Make an exact copy of the entries below.
──────
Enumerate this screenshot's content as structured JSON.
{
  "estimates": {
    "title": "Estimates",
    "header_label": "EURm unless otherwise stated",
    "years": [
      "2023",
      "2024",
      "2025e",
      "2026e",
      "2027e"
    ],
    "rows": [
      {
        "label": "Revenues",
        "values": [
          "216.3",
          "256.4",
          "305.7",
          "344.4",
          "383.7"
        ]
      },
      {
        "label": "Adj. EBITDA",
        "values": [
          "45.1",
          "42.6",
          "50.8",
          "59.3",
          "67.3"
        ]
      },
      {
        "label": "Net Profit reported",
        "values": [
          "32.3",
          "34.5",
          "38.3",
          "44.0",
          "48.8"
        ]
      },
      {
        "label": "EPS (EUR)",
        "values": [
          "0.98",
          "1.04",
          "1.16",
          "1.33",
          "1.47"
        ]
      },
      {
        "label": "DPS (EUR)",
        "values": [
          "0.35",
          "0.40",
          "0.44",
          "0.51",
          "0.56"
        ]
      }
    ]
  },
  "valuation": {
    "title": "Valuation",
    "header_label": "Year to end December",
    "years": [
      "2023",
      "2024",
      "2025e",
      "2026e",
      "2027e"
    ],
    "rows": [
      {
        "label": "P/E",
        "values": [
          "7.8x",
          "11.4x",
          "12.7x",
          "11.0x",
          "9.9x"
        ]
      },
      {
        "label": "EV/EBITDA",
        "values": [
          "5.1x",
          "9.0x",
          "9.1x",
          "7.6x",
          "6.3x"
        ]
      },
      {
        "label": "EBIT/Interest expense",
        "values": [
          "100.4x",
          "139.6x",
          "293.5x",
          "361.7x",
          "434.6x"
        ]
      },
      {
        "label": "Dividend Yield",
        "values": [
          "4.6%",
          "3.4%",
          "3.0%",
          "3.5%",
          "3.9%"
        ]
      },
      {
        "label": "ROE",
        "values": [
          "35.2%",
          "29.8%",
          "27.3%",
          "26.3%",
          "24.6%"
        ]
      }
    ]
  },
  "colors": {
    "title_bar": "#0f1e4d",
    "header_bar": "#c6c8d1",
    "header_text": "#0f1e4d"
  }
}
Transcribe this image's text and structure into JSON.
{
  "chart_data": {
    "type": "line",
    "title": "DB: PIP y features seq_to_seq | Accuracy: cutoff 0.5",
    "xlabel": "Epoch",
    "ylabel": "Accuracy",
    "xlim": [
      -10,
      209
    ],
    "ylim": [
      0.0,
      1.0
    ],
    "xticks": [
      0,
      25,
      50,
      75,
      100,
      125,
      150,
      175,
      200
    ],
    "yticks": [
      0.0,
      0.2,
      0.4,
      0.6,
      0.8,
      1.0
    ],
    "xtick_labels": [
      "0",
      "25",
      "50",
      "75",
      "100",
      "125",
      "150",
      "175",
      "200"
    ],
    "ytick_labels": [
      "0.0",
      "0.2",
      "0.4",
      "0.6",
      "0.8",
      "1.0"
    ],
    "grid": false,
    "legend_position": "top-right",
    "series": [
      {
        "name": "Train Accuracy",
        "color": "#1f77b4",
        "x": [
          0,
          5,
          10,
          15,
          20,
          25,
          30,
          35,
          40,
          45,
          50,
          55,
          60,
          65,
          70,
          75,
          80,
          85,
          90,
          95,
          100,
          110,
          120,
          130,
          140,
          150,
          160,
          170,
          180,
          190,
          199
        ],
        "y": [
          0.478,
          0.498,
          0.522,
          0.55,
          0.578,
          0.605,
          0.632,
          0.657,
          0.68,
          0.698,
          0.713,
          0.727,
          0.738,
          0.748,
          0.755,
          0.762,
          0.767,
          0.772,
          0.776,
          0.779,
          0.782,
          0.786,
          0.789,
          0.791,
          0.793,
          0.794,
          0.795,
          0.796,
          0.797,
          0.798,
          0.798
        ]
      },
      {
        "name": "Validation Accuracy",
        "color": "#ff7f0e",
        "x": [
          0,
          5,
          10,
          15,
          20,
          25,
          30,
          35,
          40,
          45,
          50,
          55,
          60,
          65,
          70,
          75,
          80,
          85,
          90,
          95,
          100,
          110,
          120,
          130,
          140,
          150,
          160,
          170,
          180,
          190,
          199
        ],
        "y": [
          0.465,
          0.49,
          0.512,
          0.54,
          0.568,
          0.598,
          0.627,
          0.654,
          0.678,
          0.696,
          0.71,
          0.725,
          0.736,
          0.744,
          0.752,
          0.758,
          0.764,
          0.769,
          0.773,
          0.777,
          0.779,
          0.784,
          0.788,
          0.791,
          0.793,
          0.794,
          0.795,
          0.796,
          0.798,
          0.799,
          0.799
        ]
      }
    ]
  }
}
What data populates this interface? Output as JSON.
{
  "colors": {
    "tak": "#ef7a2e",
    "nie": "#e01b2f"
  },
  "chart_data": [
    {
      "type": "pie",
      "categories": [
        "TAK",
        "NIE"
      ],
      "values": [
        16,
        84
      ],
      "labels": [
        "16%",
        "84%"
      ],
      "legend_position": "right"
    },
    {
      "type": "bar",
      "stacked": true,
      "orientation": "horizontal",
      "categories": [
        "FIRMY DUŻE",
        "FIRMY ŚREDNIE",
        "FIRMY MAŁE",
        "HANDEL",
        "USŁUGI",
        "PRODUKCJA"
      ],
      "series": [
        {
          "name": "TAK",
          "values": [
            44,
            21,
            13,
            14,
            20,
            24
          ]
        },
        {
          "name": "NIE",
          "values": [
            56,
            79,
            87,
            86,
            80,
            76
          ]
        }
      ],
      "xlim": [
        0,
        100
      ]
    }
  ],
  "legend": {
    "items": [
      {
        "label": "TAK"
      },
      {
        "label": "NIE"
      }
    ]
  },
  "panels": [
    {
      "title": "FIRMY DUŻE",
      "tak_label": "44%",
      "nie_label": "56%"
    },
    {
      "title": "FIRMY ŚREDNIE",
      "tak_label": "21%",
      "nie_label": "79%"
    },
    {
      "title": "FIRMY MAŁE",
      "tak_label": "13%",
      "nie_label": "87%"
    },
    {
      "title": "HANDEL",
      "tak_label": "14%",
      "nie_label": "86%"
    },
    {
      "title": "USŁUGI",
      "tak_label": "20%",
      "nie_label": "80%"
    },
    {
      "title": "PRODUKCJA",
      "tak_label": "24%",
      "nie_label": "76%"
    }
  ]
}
──────
— Exercise result —
Enumerate this screenshot's content as structured JSON.
{
  "estimates": {
    "title": "Estimates",
    "header_label": "EURm unless otherwise stated",
    "years": [
      "2023",
      "2024",
      "2025e",
      "2026e",
      "2027e"
    ],
    "rows": [
      {
        "label": "Revenues",
        "values": [
          "216.3",
          "256.4",
          "305.7",
          "344.4",
          "383.7"
        ]
      },
      {
        "label": "Adj. EBITDA",
        "values": [
          "45.1",
          "42.6",
          "50.8",
          "59.3",
          "67.3"
        ]
      },
      {
        "label": "Net Profit reported",
        "values": [
          "32.3",
          "34.5",
          "38.3",
          "44.0",
          "48.8"
        ]
      },
      {
        "label": "EPS (EUR)",
        "values": [
          "0.98",
          "1.04",
          "1.16",
          "1.33",
          "1.47"
        ]
      },
      {
        "label": "DPS (EUR)",
        "values": [
          "0.35",
          "0.40",
          "0.44",
          "0.51",
          "0.56"
        ]
      }
    ]
  },
  "valuation": {
    "title": "Valuation",
    "header_label": "Year to end December",
    "years": [
      "2023",
      "2024",
      "2025e",
      "2026e",
      "2027e"
    ],
    "rows": [
      {
        "label": "P/E",
        "values": [
          "7.8x",
          "11.4x",
          "12.7x",
          "11.0x",
          "9.9x"
        ]
      },
      {
        "label": "EV/EBITDA",
        "values": [
          "5.1x",
          "9.0x",
          "9.1x",
          "7.6x",
          "6.3x"
        ]
      },
      {
        "label": "EBIT/Interest expense",
        "values": [
          "100.4x",
          "139.6x",
          "293.5x",
          "361.7x",
          "434.6x"
        ]
      },
      {
        "label": "Dividend Yield",
        "values": [
          "4.6%",
          "3.4%",
          "3.0%",
          "3.5%",
          "3.9%"
        ]
      },
      {
        "label": "ROE",
        "values": [
          "35.2%",
          "29.8%",
          "27.3%",
          "26.3%",
          "24.6%"
        ]
      }
    ]
  },
  "colors": {
    "title_bar": "#0f1e4d",
    "header_bar": "#c6c8d1",
    "header_text": "#0f1e4d"
  }
}
Transcribe this image's text and structure into JSON.
{
  "chart_data": {
    "type": "line",
    "title": "DB: PIP y features seq_to_seq | Accuracy: cutoff 0.5",
    "xlabel": "Epoch",
    "ylabel": "Accuracy",
    "xlim": [
      -10,
      209
    ],
    "ylim": [
      0.0,
      1.0
    ],
    "xticks": [
      0,
      25,
      50,
      75,
      100,
      125,
      150,
      175,
      200
    ],
    "yticks": [
      0.0,
      0.2,
      0.4,
      0.6,
      0.8,
      1.0
    ],
    "xtick_labels": [
      "0",
      "25",
      "50",
      "75",
      "100",
      "125",
      "150",
      "175",
      "200"
    ],
    "ytick_labels": [
      "0.0",
      "0.2",
      "0.4",
      "0.6",
      "0.8",
      "1.0"
    ],
    "grid": false,
    "legend_position": "top-right",
    "series": [
      {
        "name": "Train Accuracy",
        "color": "#1f77b4",
        "x": [
          0,
          5,
          10,
          15,
          20,
          25,
          30,
          35,
          40,
          45,
          50,
          55,
          60,
          65,
          70,
          75,
          80,
          85,
          90,
          95,
          100,
          110,
          120,
          130,
          140,
          150,
          160,
          170,
          180,
          190,
          199
        ],
        "y": [
          0.478,
          0.498,
          0.522,
          0.55,
          0.578,
          0.605,
          0.632,
          0.657,
          0.68,
          0.698,
          0.713,
          0.727,
          0.738,
          0.748,
          0.755,
          0.762,
          0.767,
          0.772,
          0.776,
          0.779,
          0.782,
          0.786,
          0.789,
          0.791,
          0.793,
          0.794,
          0.795,
          0.796,
          0.797,
          0.798,
          0.798
        ]
      },
      {
        "name": "Validation Accuracy",
        "color": "#ff7f0e",
        "x": [
          0,
          5,
          10,
          15,
          20,
          25,
          30,
          35,
          40,
          45,
          50,
          55,
          60,
          65,
          70,
          75,
          80,
          85,
          90,
          95,
          100,
          110,
          120,
          130,
          140,
          150,
          160,
          170,
          180,
          190,
          199
        ],
        "y": [
          0.465,
          0.49,
          0.512,
          0.54,
          0.568,
          0.598,
          0.627,
          0.654,
          0.678,
          0.696,
          0.71,
          0.725,
          0.736,
          0.744,
          0.752,
          0.758,
          0.764,
          0.769,
          0.773,
          0.777,
          0.779,
          0.784,
          0.788,
          0.791,
          0.793,
          0.794,
          0.795,
          0.796,
          0.798,
          0.799,
          0.799
        ]
      }
    ]
  }
}
What data populates this interface? Output as JSON.
{
  "colors": {
    "tak": "#ef7a2e",
    "nie": "#e01b2f"
  },
  "chart_data": [
    {
      "type": "pie",
      "categories": [
        "TAK",
        "NIE"
      ],
      "values": [
        16,
        84
      ],
      "labels": [
        "16%",
        "84%"
      ],
      "legend_position": "right"
    },
    {
      "type": "bar",
      "stacked": true,
      "orientation": "horizontal",
      "categories": [
        "FIRMY DUŻE",
        "FIRMY ŚREDNIE",
        "FIRMY MAŁE",
        "HANDEL",
        "USŁUGI",
        "PRODUKCJA"
      ],
      "series": [
        {
          "name": "TAK",
          "values": [
            44,
            21,
            13,
            14,
            20,
            24
          ]
        },
        {
          "name": "NIE",
          "values": [
            56,
            79,
            87,
            86,
            80,
            76
          ]
        }
      ],
      "xlim": [
        0,
        100
      ]
    }
  ],
  "legend": {
    "items": [
      {
        "label": "TAK"
      },
      {
        "label": "NIE"
      }
    ]
  },
  "panels": [
    {
      "title": "FIRMY DUŻE",
      "tak_label": "44%",
      "nie_label": "56%"
    },
    {
      "title": "FIRMY ŚREDNIE",
      "tak_label": "21%",
      "nie_label": "79%"
    },
    {
      "title": "FIRMY MAŁE",
      "tak_label": "13%",
      "nie_label": "87%"
    },
    {
      "title": "HANDEL",
      "tak_label": "14%",
      "nie_label": "86%"
    },
    {
      "title": "USŁUGI",
      "tak_label": "20%",
      "nie_label": "80%"
    },
    {
      "title": "PRODUKCJA",
      "tak_label": "24%",
      "nie_label": "76%"
    }
  ]
}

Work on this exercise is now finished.